**Written request:**
In the listing below, count each line containing "한국갤럽" and answer with the count only.

Records from a data source
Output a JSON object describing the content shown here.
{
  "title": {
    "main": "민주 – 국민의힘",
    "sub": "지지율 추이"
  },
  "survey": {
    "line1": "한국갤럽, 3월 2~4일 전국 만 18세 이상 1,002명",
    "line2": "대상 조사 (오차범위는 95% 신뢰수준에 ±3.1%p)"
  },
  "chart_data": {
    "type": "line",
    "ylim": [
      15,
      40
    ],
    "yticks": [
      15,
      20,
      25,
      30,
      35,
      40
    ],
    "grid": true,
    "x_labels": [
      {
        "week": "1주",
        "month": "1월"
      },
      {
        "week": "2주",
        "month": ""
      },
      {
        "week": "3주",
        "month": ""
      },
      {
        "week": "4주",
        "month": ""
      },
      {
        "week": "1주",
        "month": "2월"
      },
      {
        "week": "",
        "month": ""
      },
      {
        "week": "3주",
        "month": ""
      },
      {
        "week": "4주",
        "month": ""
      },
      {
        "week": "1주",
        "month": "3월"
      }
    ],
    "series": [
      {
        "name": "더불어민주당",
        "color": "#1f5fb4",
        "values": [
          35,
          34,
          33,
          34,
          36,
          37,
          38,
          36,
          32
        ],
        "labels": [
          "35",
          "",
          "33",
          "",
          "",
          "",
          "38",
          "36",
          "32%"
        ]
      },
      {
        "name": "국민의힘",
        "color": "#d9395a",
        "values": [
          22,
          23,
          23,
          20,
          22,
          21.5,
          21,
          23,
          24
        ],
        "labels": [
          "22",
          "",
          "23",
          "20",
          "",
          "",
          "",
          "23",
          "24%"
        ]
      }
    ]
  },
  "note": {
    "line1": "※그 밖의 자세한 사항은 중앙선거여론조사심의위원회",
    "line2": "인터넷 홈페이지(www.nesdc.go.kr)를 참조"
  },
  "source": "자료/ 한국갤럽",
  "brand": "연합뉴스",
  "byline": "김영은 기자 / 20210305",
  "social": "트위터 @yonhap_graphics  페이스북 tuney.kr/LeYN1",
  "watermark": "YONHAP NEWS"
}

**Answer to this problem:**
2